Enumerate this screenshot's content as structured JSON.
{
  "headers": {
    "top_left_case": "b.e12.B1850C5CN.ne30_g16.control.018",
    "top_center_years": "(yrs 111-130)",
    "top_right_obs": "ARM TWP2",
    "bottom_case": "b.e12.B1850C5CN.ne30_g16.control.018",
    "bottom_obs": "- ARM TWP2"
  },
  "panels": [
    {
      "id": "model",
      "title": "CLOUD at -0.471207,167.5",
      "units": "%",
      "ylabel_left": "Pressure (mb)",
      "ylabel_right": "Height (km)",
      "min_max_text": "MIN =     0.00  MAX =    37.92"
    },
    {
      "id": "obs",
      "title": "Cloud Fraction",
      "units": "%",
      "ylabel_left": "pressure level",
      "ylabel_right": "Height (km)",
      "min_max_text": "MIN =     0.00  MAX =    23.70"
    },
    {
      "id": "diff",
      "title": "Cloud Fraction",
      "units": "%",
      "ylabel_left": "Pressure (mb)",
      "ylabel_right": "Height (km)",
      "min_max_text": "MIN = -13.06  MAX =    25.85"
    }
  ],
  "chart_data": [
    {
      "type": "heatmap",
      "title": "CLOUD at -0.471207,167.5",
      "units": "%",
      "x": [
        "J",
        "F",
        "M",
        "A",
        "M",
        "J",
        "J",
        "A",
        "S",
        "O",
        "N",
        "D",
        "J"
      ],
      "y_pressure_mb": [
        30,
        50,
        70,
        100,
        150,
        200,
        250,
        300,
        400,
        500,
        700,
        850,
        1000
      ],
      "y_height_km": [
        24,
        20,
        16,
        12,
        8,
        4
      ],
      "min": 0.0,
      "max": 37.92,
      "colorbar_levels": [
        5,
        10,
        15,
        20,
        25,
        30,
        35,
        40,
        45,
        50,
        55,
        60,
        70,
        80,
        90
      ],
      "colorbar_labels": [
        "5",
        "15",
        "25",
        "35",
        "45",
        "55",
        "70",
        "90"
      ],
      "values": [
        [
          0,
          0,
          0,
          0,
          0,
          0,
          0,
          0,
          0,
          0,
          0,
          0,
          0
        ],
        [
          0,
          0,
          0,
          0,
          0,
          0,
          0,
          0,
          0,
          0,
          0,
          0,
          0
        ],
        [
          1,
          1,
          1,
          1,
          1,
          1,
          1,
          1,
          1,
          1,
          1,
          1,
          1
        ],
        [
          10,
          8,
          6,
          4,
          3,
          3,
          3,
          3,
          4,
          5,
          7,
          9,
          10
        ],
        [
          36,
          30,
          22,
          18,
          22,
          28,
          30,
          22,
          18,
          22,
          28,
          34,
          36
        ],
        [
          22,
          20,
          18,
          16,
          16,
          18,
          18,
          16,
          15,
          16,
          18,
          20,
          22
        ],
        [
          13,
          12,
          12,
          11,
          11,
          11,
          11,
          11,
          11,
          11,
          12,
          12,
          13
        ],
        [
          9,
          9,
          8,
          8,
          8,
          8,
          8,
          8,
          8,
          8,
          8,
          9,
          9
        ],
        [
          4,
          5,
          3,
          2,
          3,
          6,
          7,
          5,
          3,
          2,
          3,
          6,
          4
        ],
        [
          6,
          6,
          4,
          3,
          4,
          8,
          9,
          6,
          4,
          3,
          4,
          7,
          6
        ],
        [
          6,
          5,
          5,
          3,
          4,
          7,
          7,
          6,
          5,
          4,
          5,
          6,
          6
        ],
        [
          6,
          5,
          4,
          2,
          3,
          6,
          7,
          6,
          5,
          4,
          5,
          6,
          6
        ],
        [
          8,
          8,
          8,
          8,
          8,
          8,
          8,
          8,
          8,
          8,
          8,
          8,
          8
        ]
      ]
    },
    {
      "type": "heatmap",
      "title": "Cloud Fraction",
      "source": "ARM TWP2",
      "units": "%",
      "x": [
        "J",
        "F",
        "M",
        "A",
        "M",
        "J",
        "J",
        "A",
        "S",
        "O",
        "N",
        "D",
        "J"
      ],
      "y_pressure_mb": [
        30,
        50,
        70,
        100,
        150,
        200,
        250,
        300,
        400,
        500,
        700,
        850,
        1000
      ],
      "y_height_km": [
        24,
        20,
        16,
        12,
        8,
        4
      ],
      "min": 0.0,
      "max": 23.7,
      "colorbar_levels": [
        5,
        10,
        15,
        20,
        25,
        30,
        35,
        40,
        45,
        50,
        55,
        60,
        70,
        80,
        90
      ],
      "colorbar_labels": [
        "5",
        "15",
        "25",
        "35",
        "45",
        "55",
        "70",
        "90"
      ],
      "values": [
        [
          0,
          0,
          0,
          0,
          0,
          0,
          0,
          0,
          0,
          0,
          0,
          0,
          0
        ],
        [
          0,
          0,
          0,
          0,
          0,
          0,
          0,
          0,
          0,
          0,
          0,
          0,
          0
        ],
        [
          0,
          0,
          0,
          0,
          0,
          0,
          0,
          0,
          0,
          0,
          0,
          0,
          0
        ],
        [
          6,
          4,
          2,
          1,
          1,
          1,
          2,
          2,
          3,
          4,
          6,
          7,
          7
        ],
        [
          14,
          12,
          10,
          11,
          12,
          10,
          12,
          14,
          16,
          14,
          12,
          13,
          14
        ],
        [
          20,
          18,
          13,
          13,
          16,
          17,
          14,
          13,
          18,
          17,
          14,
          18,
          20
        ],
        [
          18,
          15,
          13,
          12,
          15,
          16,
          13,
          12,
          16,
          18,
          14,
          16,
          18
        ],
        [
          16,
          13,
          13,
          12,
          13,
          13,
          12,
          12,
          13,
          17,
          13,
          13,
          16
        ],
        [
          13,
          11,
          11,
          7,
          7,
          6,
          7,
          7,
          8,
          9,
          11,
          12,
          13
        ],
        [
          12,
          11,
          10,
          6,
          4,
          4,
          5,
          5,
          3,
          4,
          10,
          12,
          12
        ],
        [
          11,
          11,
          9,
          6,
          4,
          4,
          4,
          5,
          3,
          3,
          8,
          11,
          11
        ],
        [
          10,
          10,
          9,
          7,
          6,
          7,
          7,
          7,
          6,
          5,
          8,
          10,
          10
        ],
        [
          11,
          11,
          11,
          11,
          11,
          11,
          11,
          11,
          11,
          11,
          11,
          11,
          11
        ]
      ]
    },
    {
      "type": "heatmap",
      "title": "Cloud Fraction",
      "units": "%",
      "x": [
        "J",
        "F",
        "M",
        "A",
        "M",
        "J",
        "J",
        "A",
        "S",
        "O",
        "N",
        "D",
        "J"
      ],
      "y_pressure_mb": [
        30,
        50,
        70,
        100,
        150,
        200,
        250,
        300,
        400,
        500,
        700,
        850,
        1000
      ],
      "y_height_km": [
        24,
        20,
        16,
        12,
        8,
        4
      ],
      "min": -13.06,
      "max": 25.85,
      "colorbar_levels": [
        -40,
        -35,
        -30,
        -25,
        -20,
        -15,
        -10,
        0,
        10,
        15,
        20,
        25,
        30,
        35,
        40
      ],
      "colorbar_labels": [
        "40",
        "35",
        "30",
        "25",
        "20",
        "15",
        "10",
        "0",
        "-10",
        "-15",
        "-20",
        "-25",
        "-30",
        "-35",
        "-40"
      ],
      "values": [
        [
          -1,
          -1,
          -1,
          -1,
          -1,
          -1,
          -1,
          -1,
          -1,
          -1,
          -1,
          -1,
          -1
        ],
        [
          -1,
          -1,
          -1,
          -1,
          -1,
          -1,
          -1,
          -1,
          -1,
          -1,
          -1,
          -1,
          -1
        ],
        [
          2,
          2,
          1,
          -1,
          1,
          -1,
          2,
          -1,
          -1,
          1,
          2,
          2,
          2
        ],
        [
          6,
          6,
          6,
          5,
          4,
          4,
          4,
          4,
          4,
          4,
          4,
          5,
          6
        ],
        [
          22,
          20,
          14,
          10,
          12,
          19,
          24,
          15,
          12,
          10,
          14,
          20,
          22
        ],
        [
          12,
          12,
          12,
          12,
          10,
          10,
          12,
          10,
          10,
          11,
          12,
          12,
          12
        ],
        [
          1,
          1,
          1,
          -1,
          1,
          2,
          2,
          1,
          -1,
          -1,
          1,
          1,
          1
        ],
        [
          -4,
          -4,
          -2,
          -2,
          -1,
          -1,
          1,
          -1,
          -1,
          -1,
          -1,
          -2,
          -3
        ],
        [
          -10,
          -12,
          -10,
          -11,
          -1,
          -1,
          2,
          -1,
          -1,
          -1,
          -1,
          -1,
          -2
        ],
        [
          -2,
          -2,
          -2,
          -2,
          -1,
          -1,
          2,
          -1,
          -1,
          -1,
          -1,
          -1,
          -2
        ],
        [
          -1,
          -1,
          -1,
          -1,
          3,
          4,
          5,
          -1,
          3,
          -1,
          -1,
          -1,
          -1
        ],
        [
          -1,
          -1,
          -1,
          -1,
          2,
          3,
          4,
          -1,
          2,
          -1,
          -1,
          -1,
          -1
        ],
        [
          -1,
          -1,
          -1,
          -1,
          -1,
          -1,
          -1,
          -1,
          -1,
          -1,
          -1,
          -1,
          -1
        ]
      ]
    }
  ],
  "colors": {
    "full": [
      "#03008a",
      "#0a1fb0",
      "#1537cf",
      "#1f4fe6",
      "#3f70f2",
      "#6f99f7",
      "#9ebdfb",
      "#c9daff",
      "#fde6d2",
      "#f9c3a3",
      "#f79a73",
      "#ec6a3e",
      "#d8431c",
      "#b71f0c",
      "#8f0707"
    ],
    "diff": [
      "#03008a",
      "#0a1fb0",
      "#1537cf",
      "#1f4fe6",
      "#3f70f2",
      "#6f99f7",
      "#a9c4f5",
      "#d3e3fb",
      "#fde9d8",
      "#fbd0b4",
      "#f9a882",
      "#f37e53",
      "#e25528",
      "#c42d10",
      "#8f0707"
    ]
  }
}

__________________________________________________

* [WHAT THE TASK REQUIRES] Report every line in the data above in which the word "control" appears.

* [EXERCISE OUTPUT]
    "top_left_case": "b.e12.B1850C5CN.ne30_g16.control.018",
    "bottom_case": "b.e12.B1850C5CN.ne30_g16.control.018",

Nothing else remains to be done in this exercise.